OBJECTIVE: From the listing below, extract each line containing the string "καταλ".

EXTRACTED MATERIAL:

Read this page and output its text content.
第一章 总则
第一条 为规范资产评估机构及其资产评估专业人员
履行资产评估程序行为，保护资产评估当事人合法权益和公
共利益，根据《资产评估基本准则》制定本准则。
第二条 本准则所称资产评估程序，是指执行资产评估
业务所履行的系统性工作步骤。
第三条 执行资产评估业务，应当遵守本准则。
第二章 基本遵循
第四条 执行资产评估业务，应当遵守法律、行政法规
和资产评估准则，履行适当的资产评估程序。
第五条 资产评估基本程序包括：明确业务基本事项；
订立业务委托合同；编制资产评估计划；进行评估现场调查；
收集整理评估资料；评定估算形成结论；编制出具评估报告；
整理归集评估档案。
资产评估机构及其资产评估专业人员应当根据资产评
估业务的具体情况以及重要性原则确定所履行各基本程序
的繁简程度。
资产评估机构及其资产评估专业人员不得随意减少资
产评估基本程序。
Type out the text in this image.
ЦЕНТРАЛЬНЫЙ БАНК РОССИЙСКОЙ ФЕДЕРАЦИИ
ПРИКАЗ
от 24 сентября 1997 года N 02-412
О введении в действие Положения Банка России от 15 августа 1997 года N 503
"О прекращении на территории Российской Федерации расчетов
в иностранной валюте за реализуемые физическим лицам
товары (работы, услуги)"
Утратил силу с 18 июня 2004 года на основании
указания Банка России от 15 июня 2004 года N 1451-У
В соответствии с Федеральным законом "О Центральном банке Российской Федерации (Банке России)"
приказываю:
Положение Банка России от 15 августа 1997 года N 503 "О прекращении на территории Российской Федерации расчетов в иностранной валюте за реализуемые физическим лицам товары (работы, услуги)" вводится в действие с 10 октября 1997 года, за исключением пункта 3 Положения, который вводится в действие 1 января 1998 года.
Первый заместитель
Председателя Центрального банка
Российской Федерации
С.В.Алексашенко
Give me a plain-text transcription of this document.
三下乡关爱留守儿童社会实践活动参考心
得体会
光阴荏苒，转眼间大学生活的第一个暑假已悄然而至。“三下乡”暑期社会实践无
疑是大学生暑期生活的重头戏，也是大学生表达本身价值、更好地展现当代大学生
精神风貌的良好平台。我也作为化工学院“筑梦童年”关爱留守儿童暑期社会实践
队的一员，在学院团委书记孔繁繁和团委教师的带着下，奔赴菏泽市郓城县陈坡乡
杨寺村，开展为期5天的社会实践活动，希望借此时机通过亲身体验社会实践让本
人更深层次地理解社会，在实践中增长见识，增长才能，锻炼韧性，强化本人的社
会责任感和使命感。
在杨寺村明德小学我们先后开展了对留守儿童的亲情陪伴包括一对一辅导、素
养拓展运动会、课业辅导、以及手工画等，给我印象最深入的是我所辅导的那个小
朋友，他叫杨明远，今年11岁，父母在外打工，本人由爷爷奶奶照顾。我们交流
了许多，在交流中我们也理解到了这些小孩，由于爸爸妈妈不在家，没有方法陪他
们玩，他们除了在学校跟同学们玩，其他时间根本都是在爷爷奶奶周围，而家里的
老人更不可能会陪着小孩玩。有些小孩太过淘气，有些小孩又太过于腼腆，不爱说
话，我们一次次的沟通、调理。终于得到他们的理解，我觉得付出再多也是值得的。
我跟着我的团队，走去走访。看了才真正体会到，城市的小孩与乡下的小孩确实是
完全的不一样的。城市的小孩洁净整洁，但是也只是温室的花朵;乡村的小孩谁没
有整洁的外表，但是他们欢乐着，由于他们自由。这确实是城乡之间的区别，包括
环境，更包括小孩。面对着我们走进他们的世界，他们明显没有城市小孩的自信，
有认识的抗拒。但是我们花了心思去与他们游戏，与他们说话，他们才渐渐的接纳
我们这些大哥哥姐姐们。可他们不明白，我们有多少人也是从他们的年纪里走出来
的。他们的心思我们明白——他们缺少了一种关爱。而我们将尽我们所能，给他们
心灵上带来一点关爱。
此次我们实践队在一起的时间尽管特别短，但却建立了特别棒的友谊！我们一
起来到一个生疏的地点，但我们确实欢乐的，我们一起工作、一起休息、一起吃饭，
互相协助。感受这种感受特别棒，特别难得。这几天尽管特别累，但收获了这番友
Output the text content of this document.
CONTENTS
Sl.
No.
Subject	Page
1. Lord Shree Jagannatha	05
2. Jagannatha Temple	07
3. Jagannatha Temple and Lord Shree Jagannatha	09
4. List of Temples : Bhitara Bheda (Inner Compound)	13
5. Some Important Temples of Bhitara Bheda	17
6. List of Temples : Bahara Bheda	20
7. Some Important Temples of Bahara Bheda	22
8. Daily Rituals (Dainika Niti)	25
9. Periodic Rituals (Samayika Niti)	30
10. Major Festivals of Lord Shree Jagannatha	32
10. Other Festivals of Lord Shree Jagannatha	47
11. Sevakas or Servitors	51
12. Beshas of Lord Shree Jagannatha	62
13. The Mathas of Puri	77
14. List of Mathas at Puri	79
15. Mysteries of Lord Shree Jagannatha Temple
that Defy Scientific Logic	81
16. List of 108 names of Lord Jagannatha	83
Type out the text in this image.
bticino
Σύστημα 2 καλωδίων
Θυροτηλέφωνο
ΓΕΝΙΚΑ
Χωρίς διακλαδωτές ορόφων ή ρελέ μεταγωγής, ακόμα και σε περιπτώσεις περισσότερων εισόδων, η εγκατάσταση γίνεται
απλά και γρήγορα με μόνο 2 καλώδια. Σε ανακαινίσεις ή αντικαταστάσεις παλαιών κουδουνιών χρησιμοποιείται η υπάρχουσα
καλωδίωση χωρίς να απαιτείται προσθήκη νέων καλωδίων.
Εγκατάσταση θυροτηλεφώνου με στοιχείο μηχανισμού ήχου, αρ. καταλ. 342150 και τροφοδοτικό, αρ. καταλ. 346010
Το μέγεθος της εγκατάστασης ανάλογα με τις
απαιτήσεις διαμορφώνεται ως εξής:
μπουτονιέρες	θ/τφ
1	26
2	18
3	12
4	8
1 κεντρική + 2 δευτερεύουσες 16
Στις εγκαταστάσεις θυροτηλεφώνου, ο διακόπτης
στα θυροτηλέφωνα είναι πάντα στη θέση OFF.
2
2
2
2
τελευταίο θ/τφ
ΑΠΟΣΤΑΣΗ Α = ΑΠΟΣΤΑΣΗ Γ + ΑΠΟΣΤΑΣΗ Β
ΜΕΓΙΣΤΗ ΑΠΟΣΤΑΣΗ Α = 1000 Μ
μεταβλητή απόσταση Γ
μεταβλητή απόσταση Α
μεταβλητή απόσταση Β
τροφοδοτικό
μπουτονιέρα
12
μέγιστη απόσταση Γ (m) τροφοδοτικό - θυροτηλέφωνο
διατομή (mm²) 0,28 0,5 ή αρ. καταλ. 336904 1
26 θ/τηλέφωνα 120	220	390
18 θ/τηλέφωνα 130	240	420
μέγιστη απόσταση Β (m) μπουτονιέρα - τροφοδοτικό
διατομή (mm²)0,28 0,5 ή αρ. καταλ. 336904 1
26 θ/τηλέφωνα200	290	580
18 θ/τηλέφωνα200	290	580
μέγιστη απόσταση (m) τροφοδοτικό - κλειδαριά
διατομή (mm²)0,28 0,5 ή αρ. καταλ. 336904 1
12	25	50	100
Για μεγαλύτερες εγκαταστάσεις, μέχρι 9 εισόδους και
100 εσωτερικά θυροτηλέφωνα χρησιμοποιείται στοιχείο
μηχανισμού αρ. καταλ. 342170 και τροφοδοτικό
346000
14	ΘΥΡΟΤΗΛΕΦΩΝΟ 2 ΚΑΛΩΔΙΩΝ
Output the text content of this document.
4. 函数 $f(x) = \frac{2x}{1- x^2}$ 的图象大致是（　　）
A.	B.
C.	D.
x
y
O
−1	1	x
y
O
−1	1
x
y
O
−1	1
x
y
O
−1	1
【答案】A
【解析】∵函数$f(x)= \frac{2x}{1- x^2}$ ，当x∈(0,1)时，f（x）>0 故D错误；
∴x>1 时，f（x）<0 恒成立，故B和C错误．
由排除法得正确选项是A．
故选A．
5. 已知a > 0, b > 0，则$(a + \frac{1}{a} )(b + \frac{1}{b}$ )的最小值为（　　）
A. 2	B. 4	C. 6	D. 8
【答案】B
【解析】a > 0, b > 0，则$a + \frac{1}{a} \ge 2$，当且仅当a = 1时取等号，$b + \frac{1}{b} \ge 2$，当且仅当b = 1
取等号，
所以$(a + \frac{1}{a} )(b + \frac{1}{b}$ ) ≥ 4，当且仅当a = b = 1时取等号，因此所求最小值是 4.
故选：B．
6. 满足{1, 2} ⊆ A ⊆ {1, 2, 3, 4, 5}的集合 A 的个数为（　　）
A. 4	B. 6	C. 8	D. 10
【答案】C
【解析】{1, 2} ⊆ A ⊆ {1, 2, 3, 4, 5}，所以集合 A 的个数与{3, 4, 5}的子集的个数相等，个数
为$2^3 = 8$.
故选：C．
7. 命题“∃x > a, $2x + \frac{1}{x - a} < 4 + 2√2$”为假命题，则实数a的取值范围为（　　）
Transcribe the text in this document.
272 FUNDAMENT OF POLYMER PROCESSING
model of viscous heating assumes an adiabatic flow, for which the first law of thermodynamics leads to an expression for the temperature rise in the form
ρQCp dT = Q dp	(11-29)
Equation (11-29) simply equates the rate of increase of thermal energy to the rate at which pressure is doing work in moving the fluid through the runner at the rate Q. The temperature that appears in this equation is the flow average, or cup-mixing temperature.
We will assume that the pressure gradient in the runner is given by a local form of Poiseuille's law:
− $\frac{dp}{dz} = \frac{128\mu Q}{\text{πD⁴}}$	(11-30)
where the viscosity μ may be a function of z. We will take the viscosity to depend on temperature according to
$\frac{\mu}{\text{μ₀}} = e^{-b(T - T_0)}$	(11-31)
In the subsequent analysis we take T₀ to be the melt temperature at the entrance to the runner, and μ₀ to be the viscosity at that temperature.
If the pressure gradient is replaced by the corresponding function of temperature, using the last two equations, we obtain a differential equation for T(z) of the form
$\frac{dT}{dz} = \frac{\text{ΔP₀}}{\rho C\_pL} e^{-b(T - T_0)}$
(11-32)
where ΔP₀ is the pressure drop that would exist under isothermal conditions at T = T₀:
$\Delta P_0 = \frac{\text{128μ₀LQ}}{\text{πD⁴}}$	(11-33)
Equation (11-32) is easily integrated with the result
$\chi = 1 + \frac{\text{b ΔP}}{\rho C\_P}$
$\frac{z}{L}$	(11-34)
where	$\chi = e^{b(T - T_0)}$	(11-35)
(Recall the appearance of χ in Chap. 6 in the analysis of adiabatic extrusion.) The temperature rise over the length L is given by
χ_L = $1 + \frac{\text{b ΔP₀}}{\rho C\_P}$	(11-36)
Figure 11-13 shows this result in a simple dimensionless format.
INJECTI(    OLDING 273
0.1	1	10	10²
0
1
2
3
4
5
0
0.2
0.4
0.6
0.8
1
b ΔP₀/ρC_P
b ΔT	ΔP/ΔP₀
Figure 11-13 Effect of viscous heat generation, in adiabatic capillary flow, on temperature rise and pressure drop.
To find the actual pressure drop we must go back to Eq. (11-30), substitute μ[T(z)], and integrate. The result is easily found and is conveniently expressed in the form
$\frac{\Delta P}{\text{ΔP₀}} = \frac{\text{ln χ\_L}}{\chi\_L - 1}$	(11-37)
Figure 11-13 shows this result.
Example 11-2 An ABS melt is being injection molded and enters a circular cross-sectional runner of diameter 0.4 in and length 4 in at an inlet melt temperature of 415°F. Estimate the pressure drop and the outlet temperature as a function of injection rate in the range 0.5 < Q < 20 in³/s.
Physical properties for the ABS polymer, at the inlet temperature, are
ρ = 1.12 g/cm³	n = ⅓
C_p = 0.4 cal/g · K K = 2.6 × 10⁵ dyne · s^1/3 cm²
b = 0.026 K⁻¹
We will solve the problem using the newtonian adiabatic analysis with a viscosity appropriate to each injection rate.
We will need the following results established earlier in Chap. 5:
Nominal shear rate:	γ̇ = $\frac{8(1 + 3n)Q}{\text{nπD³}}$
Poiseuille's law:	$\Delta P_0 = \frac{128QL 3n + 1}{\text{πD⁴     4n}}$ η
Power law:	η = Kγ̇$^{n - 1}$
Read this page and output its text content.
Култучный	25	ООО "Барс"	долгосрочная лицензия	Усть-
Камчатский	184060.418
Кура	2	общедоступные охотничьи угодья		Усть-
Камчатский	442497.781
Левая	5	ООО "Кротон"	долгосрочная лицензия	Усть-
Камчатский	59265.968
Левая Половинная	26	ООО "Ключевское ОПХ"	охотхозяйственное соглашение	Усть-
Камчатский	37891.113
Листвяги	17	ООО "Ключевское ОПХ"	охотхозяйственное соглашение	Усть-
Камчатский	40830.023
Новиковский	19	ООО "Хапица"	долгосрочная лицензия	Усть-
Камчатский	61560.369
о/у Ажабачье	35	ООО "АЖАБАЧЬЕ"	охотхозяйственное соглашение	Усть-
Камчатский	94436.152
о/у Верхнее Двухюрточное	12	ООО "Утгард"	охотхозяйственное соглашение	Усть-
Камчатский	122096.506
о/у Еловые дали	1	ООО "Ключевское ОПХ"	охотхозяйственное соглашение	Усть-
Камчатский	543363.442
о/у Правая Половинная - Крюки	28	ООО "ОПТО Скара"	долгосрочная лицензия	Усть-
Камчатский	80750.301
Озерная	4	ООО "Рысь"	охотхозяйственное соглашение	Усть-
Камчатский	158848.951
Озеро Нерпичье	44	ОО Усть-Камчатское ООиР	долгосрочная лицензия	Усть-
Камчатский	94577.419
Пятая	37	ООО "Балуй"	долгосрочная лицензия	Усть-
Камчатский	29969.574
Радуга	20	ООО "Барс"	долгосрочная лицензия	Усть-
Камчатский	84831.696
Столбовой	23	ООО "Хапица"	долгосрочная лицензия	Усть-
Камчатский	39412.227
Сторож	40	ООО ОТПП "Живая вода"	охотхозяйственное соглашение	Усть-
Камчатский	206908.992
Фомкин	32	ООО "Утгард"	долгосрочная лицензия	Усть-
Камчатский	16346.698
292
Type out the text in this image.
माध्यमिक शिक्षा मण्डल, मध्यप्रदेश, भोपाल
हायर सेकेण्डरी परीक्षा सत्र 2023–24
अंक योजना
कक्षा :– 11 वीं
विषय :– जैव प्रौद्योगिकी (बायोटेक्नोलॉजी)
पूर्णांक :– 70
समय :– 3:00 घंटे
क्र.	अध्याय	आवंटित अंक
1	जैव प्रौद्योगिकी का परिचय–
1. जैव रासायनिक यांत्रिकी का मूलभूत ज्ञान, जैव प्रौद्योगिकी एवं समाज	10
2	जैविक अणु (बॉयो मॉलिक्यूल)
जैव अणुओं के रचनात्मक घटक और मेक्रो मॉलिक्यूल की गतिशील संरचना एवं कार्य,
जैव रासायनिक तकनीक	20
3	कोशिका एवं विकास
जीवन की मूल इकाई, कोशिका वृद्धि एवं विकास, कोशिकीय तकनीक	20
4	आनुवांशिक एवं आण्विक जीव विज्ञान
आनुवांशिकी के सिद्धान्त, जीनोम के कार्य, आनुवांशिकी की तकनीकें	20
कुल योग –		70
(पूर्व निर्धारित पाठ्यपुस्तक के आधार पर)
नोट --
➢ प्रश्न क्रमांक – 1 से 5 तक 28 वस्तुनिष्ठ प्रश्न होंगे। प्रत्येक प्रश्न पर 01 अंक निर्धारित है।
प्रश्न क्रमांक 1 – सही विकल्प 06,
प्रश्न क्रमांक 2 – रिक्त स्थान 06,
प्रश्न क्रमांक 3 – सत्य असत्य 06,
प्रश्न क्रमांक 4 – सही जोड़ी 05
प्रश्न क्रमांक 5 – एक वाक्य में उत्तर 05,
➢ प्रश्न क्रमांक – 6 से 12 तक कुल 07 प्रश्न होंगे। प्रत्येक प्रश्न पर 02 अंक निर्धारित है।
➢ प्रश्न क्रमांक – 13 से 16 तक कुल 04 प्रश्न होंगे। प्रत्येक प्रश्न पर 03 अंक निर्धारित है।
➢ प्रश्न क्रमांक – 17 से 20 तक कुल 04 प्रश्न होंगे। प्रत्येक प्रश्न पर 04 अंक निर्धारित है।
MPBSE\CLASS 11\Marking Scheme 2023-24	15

EXPECTED OUTPUT:
Εγκατάσταση θυροτηλεφώνου με στοιχείο μηχανισμού ήχου, αρ. καταλ. 342150 και τροφοδοτικό, αρ. καταλ. 346010
διατομή (mm²) 0,28 0,5 ή αρ. καταλ. 336904 1
διατομή (mm²)0,28 0,5 ή αρ. καταλ. 336904 1
διατομή (mm²)0,28 0,5 ή αρ. καταλ. 336904 1
μηχανισμού αρ. καταλ. 342170 και τροφοδοτικό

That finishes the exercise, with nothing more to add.